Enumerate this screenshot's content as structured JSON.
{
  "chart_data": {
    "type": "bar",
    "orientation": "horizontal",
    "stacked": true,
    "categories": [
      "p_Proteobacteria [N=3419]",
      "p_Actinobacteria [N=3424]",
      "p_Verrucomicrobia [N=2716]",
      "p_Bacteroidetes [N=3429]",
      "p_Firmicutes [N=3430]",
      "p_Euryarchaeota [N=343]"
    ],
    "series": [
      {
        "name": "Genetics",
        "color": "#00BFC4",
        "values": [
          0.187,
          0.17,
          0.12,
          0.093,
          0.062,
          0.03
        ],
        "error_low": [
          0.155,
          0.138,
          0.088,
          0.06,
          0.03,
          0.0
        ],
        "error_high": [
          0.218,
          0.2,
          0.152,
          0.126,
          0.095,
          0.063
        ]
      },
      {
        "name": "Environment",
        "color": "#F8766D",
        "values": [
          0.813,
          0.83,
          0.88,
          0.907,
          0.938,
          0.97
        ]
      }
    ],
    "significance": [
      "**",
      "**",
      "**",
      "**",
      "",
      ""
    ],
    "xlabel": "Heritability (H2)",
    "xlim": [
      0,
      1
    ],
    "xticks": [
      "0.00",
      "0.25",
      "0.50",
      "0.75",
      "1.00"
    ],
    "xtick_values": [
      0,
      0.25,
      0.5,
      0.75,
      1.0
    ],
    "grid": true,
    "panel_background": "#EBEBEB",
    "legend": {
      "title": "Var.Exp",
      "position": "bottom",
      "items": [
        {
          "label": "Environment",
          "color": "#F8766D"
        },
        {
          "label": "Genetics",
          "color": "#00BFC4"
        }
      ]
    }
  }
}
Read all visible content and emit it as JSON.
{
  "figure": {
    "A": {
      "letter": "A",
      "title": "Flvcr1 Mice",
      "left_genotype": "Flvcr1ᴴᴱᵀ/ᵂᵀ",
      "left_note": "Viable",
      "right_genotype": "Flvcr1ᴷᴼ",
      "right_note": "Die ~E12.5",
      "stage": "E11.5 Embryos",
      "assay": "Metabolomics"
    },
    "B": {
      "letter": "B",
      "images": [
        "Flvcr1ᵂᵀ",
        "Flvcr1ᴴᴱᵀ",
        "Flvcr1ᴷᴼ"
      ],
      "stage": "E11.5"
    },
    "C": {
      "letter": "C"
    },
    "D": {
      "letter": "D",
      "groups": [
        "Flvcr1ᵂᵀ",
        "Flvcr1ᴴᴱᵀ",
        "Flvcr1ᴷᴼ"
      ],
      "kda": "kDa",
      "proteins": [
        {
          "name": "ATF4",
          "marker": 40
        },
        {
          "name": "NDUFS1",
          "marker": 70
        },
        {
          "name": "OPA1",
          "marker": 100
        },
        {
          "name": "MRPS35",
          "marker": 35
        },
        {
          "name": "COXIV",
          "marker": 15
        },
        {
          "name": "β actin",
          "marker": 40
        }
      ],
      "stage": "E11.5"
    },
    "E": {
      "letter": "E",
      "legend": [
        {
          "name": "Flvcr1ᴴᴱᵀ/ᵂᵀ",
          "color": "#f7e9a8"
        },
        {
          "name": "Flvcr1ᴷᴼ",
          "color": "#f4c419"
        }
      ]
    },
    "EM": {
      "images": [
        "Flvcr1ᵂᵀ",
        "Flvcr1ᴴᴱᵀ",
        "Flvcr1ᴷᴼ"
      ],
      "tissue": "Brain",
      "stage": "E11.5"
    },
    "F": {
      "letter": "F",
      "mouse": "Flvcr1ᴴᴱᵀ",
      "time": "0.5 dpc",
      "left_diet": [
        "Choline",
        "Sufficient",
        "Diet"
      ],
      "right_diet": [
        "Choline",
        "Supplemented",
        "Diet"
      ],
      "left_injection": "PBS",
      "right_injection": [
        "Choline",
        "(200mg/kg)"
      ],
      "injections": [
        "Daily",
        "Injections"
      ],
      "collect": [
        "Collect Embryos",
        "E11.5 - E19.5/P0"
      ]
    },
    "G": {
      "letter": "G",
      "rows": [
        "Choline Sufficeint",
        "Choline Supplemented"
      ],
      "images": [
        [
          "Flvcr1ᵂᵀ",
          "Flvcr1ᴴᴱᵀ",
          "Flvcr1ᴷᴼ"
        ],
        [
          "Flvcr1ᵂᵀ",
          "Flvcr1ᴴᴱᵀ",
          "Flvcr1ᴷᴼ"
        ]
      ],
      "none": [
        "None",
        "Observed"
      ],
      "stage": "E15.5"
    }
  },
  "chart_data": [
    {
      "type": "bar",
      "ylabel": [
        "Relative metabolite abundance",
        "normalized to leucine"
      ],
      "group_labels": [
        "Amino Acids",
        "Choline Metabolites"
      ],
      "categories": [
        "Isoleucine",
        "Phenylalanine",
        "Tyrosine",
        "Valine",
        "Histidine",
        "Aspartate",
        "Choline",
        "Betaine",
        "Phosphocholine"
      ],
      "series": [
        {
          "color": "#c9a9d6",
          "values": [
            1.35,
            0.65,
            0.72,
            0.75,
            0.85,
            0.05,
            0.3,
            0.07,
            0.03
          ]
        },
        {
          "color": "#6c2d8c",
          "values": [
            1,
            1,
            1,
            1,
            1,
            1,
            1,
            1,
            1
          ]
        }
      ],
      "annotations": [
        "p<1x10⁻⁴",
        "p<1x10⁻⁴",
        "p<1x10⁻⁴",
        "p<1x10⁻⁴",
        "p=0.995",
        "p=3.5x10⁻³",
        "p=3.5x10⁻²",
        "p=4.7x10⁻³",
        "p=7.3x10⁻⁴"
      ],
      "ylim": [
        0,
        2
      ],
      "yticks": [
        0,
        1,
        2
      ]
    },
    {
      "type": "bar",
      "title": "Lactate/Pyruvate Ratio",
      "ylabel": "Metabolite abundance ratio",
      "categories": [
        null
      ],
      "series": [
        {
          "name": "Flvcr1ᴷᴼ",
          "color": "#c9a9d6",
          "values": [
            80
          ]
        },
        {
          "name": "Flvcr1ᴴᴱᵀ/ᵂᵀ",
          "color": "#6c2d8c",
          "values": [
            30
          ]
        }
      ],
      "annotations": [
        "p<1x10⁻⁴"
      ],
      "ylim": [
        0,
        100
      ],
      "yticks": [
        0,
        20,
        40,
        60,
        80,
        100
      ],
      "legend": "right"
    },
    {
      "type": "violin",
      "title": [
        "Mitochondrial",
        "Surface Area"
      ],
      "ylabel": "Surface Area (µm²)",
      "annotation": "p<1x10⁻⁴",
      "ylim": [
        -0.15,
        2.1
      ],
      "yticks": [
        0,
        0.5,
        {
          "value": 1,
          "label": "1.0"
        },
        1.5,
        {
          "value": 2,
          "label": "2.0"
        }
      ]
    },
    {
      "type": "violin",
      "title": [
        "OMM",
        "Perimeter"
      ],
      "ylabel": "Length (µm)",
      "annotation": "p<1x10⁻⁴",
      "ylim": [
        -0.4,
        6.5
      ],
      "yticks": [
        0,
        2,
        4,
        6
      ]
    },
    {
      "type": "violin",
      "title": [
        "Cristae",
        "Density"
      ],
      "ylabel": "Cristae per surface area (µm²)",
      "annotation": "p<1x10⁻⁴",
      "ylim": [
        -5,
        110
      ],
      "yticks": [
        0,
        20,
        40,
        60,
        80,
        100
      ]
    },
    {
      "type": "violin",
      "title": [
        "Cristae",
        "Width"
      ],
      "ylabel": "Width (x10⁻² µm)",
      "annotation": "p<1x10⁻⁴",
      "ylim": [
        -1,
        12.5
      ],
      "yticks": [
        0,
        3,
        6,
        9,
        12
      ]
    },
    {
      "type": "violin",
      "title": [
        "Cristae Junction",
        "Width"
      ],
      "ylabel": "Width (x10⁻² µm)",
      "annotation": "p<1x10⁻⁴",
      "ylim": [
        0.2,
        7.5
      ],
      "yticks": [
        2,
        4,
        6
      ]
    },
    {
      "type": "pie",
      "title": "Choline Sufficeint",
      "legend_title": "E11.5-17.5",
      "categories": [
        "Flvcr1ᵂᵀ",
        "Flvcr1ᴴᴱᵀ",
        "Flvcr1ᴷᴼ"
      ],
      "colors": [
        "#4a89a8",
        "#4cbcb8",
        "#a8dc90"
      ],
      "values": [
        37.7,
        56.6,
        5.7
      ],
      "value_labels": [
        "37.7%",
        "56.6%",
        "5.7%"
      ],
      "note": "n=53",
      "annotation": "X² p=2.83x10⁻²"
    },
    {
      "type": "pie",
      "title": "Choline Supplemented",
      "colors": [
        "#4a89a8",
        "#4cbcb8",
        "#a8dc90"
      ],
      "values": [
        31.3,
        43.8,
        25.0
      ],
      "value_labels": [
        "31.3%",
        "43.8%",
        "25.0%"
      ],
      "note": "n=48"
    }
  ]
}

....

# Task prompt
Looking at the entries above, say how many lines contain the word "ylabel". Nothing but the number is needed.

# Response below
7